#### Task directions:
Reproduce all the lines exactly as they stand, apart from the pictures.

#### Data records:
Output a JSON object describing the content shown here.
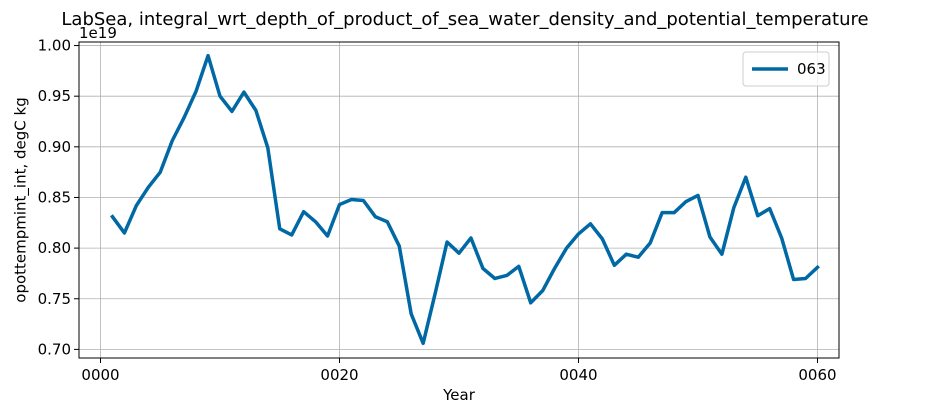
{
  "chart_data": {
    "type": "line",
    "title": "LabSea, integral_wrt_depth_of_product_of_sea_water_density_and_potential_temperature",
    "xlabel": "Year",
    "ylabel": "opottempmint_int, degC kg",
    "offset_text": "1e19",
    "xlim": [
      -1.8,
      61.8
    ],
    "ylim": [
      0.6915,
      1.0035
    ],
    "x_ticks": [
      0,
      20,
      40,
      60
    ],
    "x_tick_labels": [
      "0000",
      "0020",
      "0040",
      "0060"
    ],
    "y_ticks": [
      0.7,
      0.75,
      0.8,
      0.85,
      0.9,
      0.95,
      1.0
    ],
    "y_tick_labels": [
      "0.70",
      "0.75",
      "0.80",
      "0.85",
      "0.90",
      "0.95",
      "1.00"
    ],
    "grid": true,
    "legend_position": "top-right",
    "series": [
      {
        "name": "063",
        "color": "#0068a5",
        "x": [
          1,
          2,
          3,
          4,
          5,
          6,
          7,
          8,
          9,
          10,
          11,
          12,
          13,
          14,
          15,
          16,
          17,
          18,
          19,
          20,
          21,
          22,
          23,
          24,
          25,
          26,
          27,
          28,
          29,
          30,
          31,
          32,
          33,
          34,
          35,
          36,
          37,
          38,
          39,
          40,
          41,
          42,
          43,
          44,
          45,
          46,
          47,
          48,
          49,
          50,
          51,
          52,
          53,
          54,
          55,
          56,
          57,
          58,
          59,
          60
        ],
        "values": [
          0.831,
          0.815,
          0.842,
          0.86,
          0.875,
          0.906,
          0.929,
          0.955,
          0.99,
          0.95,
          0.935,
          0.954,
          0.936,
          0.899,
          0.819,
          0.813,
          0.836,
          0.826,
          0.812,
          0.843,
          0.848,
          0.847,
          0.831,
          0.826,
          0.802,
          0.735,
          0.706,
          0.755,
          0.806,
          0.795,
          0.81,
          0.78,
          0.77,
          0.773,
          0.782,
          0.746,
          0.758,
          0.78,
          0.8,
          0.814,
          0.824,
          0.809,
          0.783,
          0.794,
          0.791,
          0.805,
          0.835,
          0.835,
          0.846,
          0.852,
          0.811,
          0.794,
          0.84,
          0.87,
          0.832,
          0.839,
          0.81,
          0.769,
          0.77,
          0.781
        ]
      }
    ]
  }
}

#### Solution for this problem:
Output a JSON object describing the content shown here.
{
  "chart_data": {
    "type": "line",
    "title": "LabSea, integral_wrt_depth_of_product_of_sea_water_density_and_potential_temperature",
    "xlabel": "Year",
    "ylabel": "opottempmint_int, degC kg",
    "offset_text": "1e19",
    "xlim": [
      -1.8,
      61.8
    ],
    "ylim": [
      0.6915,
      1.0035
    ],
    "x_ticks": [
      0,
      20,
      40,
      60
    ],
    "x_tick_labels": [
      "0000",
      "0020",
      "0040",
      "0060"
    ],
    "y_ticks": [
      0.7,
      0.75,
      0.8,
      0.85,
      0.9,
      0.95,
      1.0
    ],
    "y_tick_labels": [
      "0.70",
      "0.75",
      "0.80",
      "0.85",
      "0.90",
      "0.95",
      "1.00"
    ],
    "grid": true,
    "legend_position": "top-right",
    "series": [
      {
        "name": "063",
        "color": "#0068a5",
        "x": [
          1,
          2,
          3,
          4,
          5,
          6,
          7,
          8,
          9,
          10,
          11,
          12,
          13,
          14,
          15,
          16,
          17,
          18,
          19,
          20,
          21,
          22,
          23,
          24,
          25,
          26,
          27,
          28,
          29,
          30,
          31,
          32,
          33,
          34,
          35,
          36,
          37,
          38,
          39,
          40,
          41,
          42,
          43,
          44,
          45,
          46,
          47,
          48,
          49,
          50,
          51,
          52,
          53,
          54,
          55,
          56,
          57,
          58,
          59,
          60
        ],
        "values": [
          0.831,
          0.815,
          0.842,
          0.86,
          0.875,
          0.906,
          0.929,
          0.955,
          0.99,
          0.95,
          0.935,
          0.954,
          0.936,
          0.899,
          0.819,
          0.813,
          0.836,
          0.826,
          0.812,
          0.843,
          0.848,
          0.847,
          0.831,
          0.826,
          0.802,
          0.735,
          0.706,
          0.755,
          0.806,
          0.795,
          0.81,
          0.78,
          0.77,
          0.773,
          0.782,
          0.746,
          0.758,
          0.78,
          0.8,
          0.814,
          0.824,
          0.809,
          0.783,
          0.794,
          0.791,
          0.805,
          0.835,
          0.835,
          0.846,
          0.852,
          0.811,
          0.794,
          0.84,
          0.87,
          0.832,
          0.839,
          0.81,
          0.769,
          0.77,
          0.781
        ]
      }
    ]
  }
}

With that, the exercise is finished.